▶ Work to be completed
Produce the listing below again, exactly as shown.

▶ Information given
══════

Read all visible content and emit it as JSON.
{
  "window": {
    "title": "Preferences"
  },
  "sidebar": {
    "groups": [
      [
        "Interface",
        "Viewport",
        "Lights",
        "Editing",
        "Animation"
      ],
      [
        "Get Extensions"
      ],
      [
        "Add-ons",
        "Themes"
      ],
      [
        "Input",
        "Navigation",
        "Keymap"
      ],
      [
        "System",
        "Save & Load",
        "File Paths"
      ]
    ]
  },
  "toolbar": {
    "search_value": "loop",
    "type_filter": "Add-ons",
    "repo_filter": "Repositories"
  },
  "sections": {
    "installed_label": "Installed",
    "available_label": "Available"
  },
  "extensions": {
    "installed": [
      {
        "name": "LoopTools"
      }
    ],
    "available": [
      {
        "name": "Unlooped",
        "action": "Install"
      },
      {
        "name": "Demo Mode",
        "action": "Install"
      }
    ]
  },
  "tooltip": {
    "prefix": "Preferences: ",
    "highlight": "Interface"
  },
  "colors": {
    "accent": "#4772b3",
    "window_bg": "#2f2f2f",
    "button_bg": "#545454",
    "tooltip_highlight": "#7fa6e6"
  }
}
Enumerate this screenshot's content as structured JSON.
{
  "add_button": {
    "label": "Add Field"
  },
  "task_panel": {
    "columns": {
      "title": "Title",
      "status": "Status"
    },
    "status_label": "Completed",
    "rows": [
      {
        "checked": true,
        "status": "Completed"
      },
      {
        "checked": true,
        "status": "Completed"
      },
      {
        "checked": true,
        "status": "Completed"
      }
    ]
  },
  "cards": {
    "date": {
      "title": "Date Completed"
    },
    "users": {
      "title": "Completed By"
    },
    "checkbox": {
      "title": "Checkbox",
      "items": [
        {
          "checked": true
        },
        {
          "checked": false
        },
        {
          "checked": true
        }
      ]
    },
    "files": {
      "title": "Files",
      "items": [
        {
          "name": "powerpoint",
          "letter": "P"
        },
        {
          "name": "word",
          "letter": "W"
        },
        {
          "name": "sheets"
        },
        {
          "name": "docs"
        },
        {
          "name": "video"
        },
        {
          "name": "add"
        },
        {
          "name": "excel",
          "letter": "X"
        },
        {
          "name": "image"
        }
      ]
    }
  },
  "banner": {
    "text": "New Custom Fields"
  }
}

══════

▶ Answer to this problem
Read all visible content and emit it as JSON.
{
  "window": {
    "title": "Preferences"
  },
  "sidebar": {
    "groups": [
      [
        "Interface",
        "Viewport",
        "Lights",
        "Editing",
        "Animation"
      ],
      [
        "Get Extensions"
      ],
      [
        "Add-ons",
        "Themes"
      ],
      [
        "Input",
        "Navigation",
        "Keymap"
      ],
      [
        "System",
        "Save & Load",
        "File Paths"
      ]
    ]
  },
  "toolbar": {
    "search_value": "loop",
    "type_filter": "Add-ons",
    "repo_filter": "Repositories"
  },
  "sections": {
    "installed_label": "Installed",
    "available_label": "Available"
  },
  "extensions": {
    "installed": [
      {
        "name": "LoopTools"
      }
    ],
    "available": [
      {
        "name": "Unlooped",
        "action": "Install"
      },
      {
        "name": "Demo Mode",
        "action": "Install"
      }
    ]
  },
  "tooltip": {
    "prefix": "Preferences: ",
    "highlight": "Interface"
  },
  "colors": {
    "accent": "#4772b3",
    "window_bg": "#2f2f2f",
    "button_bg": "#545454",
    "tooltip_highlight": "#7fa6e6"
  }
}
Enumerate this screenshot's content as structured JSON.
{
  "add_button": {
    "label": "Add Field"
  },
  "task_panel": {
    "columns": {
      "title": "Title",
      "status": "Status"
    },
    "status_label": "Completed",
    "rows": [
      {
        "checked": true,
        "status": "Completed"
      },
      {
        "checked": true,
        "status": "Completed"
      },
      {
        "checked": true,
        "status": "Completed"
      }
    ]
  },
  "cards": {
    "date": {
      "title": "Date Completed"
    },
    "users": {
      "title": "Completed By"
    },
    "checkbox": {
      "title": "Checkbox",
      "items": [
        {
          "checked": true
        },
        {
          "checked": false
        },
        {
          "checked": true
        }
      ]
    },
    "files": {
      "title": "Files",
      "items": [
        {
          "name": "powerpoint",
          "letter": "P"
        },
        {
          "name": "word",
          "letter": "W"
        },
        {
          "name": "sheets"
        },
        {
          "name": "docs"
        },
        {
          "name": "video"
        },
        {
          "name": "add"
        },
        {
          "name": "excel",
          "letter": "X"
        },
        {
          "name": "image"
        }
      ]
    }
  },
  "banner": {
    "text": "New Custom Fields"
  }
}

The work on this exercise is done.